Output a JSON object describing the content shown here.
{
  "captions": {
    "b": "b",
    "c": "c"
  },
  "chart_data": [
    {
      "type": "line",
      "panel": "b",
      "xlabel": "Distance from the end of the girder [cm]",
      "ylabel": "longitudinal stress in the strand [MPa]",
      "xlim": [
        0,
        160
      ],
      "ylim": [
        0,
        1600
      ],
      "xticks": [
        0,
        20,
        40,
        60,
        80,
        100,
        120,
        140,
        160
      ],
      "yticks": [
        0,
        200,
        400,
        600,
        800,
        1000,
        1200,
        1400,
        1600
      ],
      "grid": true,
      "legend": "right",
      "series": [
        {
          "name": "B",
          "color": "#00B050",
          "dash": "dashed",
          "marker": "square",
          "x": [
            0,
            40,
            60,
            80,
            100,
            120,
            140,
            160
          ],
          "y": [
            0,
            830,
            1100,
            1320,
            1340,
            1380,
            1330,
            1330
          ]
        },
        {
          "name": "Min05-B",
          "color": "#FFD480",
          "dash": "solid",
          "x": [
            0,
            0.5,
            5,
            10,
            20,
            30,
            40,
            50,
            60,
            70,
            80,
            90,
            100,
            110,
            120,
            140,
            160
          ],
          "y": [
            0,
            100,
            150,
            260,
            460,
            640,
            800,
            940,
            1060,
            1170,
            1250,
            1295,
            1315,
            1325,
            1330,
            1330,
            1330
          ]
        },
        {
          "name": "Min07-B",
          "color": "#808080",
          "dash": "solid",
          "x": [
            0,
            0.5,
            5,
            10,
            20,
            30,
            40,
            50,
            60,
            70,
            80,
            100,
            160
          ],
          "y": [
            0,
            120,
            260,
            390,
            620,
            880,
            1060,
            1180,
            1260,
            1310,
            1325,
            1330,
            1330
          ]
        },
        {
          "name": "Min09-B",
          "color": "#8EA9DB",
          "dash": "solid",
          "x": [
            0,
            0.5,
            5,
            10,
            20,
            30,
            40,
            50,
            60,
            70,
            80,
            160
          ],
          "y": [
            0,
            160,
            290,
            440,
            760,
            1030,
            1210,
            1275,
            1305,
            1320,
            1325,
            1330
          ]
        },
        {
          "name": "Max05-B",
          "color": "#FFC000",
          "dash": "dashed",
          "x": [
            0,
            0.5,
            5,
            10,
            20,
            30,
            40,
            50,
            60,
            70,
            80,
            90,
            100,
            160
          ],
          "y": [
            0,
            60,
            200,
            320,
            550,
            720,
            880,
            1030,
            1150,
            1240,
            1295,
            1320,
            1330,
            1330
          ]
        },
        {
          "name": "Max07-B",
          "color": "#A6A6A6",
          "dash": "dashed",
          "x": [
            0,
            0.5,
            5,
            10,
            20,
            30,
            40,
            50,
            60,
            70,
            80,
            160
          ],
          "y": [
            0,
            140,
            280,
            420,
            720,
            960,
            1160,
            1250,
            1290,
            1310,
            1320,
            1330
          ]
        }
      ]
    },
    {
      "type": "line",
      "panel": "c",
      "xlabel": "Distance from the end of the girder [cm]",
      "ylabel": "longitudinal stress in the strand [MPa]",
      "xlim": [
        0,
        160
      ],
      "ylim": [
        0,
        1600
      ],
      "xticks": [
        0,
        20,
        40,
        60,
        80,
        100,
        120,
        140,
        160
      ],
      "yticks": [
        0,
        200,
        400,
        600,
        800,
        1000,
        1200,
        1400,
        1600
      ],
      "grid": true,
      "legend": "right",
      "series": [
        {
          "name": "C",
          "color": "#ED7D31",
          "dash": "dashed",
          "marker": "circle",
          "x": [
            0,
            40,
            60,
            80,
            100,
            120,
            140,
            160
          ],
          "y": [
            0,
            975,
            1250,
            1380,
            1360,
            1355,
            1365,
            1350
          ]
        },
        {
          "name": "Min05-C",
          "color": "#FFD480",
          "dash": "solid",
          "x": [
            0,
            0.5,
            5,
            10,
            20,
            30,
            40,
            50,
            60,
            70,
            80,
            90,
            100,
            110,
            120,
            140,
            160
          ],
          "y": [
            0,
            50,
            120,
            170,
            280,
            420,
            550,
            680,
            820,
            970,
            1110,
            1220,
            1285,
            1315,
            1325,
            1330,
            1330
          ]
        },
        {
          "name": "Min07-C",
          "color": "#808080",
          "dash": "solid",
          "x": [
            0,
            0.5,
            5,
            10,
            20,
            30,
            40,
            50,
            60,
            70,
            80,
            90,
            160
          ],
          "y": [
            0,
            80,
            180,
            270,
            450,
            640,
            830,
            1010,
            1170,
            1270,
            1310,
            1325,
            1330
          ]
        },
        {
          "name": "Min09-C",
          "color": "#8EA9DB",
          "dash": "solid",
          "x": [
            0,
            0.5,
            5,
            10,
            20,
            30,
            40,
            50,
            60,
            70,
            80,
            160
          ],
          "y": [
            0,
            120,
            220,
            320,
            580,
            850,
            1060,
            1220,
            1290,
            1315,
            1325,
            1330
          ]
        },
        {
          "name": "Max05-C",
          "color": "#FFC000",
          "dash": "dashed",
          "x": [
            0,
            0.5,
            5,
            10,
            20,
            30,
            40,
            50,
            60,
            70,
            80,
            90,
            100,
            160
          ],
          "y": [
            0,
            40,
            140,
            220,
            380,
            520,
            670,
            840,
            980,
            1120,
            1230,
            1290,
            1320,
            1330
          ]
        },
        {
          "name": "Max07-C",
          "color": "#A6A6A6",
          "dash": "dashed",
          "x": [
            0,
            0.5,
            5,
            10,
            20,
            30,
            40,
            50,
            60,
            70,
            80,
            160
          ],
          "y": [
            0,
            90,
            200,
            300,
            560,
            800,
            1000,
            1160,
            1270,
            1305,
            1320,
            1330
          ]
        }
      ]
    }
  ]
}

▶ _Instructions to follow_:
Write out the full set of records exactly as given.

▶ _Answer to this problem_:
Output a JSON object describing the content shown here.
{
  "captions": {
    "b": "b",
    "c": "c"
  },
  "chart_data": [
    {
      "type": "line",
      "panel": "b",
      "xlabel": "Distance from the end of the girder [cm]",
      "ylabel": "longitudinal stress in the strand [MPa]",
      "xlim": [
        0,
        160
      ],
      "ylim": [
        0,
        1600
      ],
      "xticks": [
        0,
        20,
        40,
        60,
        80,
        100,
        120,
        140,
        160
      ],
      "yticks": [
        0,
        200,
        400,
        600,
        800,
        1000,
        1200,
        1400,
        1600
      ],
      "grid": true,
      "legend": "right",
      "series": [
        {
          "name": "B",
          "color": "#00B050",
          "dash": "dashed",
          "marker": "square",
          "x": [
            0,
            40,
            60,
            80,
            100,
            120,
            140,
            160
          ],
          "y": [
            0,
            830,
            1100,
            1320,
            1340,
            1380,
            1330,
            1330
          ]
        },
        {
          "name": "Min05-B",
          "color": "#FFD480",
          "dash": "solid",
          "x": [
            0,
            0.5,
            5,
            10,
            20,
            30,
            40,
            50,
            60,
            70,
            80,
            90,
            100,
            110,
            120,
            140,
            160
          ],
          "y": [
            0,
            100,
            150,
            260,
            460,
            640,
            800,
            940,
            1060,
            1170,
            1250,
            1295,
            1315,
            1325,
            1330,
            1330,
            1330
          ]
        },
        {
          "name": "Min07-B",
          "color": "#808080",
          "dash": "solid",
          "x": [
            0,
            0.5,
            5,
            10,
            20,
            30,
            40,
            50,
            60,
            70,
            80,
            100,
            160
          ],
          "y": [
            0,
            120,
            260,
            390,
            620,
            880,
            1060,
            1180,
            1260,
            1310,
            1325,
            1330,
            1330
          ]
        },
        {
          "name": "Min09-B",
          "color": "#8EA9DB",
          "dash": "solid",
          "x": [
            0,
            0.5,
            5,
            10,
            20,
            30,
            40,
            50,
            60,
            70,
            80,
            160
          ],
          "y": [
            0,
            160,
            290,
            440,
            760,
            1030,
            1210,
            1275,
            1305,
            1320,
            1325,
            1330
          ]
        },
        {
          "name": "Max05-B",
          "color": "#FFC000",
          "dash": "dashed",
          "x": [
            0,
            0.5,
            5,
            10,
            20,
            30,
            40,
            50,
            60,
            70,
            80,
            90,
            100,
            160
          ],
          "y": [
            0,
            60,
            200,
            320,
            550,
            720,
            880,
            1030,
            1150,
            1240,
            1295,
            1320,
            1330,
            1330
          ]
        },
        {
          "name": "Max07-B",
          "color": "#A6A6A6",
          "dash": "dashed",
          "x": [
            0,
            0.5,
            5,
            10,
            20,
            30,
            40,
            50,
            60,
            70,
            80,
            160
          ],
          "y": [
            0,
            140,
            280,
            420,
            720,
            960,
            1160,
            1250,
            1290,
            1310,
            1320,
            1330
          ]
        }
      ]
    },
    {
      "type": "line",
      "panel": "c",
      "xlabel": "Distance from the end of the girder [cm]",
      "ylabel": "longitudinal stress in the strand [MPa]",
      "xlim": [
        0,
        160
      ],
      "ylim": [
        0,
        1600
      ],
      "xticks": [
        0,
        20,
        40,
        60,
        80,
        100,
        120,
        140,
        160
      ],
      "yticks": [
        0,
        200,
        400,
        600,
        800,
        1000,
        1200,
        1400,
        1600
      ],
      "grid": true,
      "legend": "right",
      "series": [
        {
          "name": "C",
          "color": "#ED7D31",
          "dash": "dashed",
          "marker": "circle",
          "x": [
            0,
            40,
            60,
            80,
            100,
            120,
            140,
            160
          ],
          "y": [
            0,
            975,
            1250,
            1380,
            1360,
            1355,
            1365,
            1350
          ]
        },
        {
          "name": "Min05-C",
          "color": "#FFD480",
          "dash": "solid",
          "x": [
            0,
            0.5,
            5,
            10,
            20,
            30,
            40,
            50,
            60,
            70,
            80,
            90,
            100,
            110,
            120,
            140,
            160
          ],
          "y": [
            0,
            50,
            120,
            170,
            280,
            420,
            550,
            680,
            820,
            970,
            1110,
            1220,
            1285,
            1315,
            1325,
            1330,
            1330
          ]
        },
        {
          "name": "Min07-C",
          "color": "#808080",
          "dash": "solid",
          "x": [
            0,
            0.5,
            5,
            10,
            20,
            30,
            40,
            50,
            60,
            70,
            80,
            90,
            160
          ],
          "y": [
            0,
            80,
            180,
            270,
            450,
            640,
            830,
            1010,
            1170,
            1270,
            1310,
            1325,
            1330
          ]
        },
        {
          "name": "Min09-C",
          "color": "#8EA9DB",
          "dash": "solid",
          "x": [
            0,
            0.5,
            5,
            10,
            20,
            30,
            40,
            50,
            60,
            70,
            80,
            160
          ],
          "y": [
            0,
            120,
            220,
            320,
            580,
            850,
            1060,
            1220,
            1290,
            1315,
            1325,
            1330
          ]
        },
        {
          "name": "Max05-C",
          "color": "#FFC000",
          "dash": "dashed",
          "x": [
            0,
            0.5,
            5,
            10,
            20,
            30,
            40,
            50,
            60,
            70,
            80,
            90,
            100,
            160
          ],
          "y": [
            0,
            40,
            140,
            220,
            380,
            520,
            670,
            840,
            980,
            1120,
            1230,
            1290,
            1320,
            1330
          ]
        },
        {
          "name": "Max07-C",
          "color": "#A6A6A6",
          "dash": "dashed",
          "x": [
            0,
            0.5,
            5,
            10,
            20,
            30,
            40,
            50,
            60,
            70,
            80,
            160
          ],
          "y": [
            0,
            90,
            200,
            300,
            560,
            800,
            1000,
            1160,
            1270,
            1305,
            1320,
            1330
          ]
        }
      ]
    }
  ]
}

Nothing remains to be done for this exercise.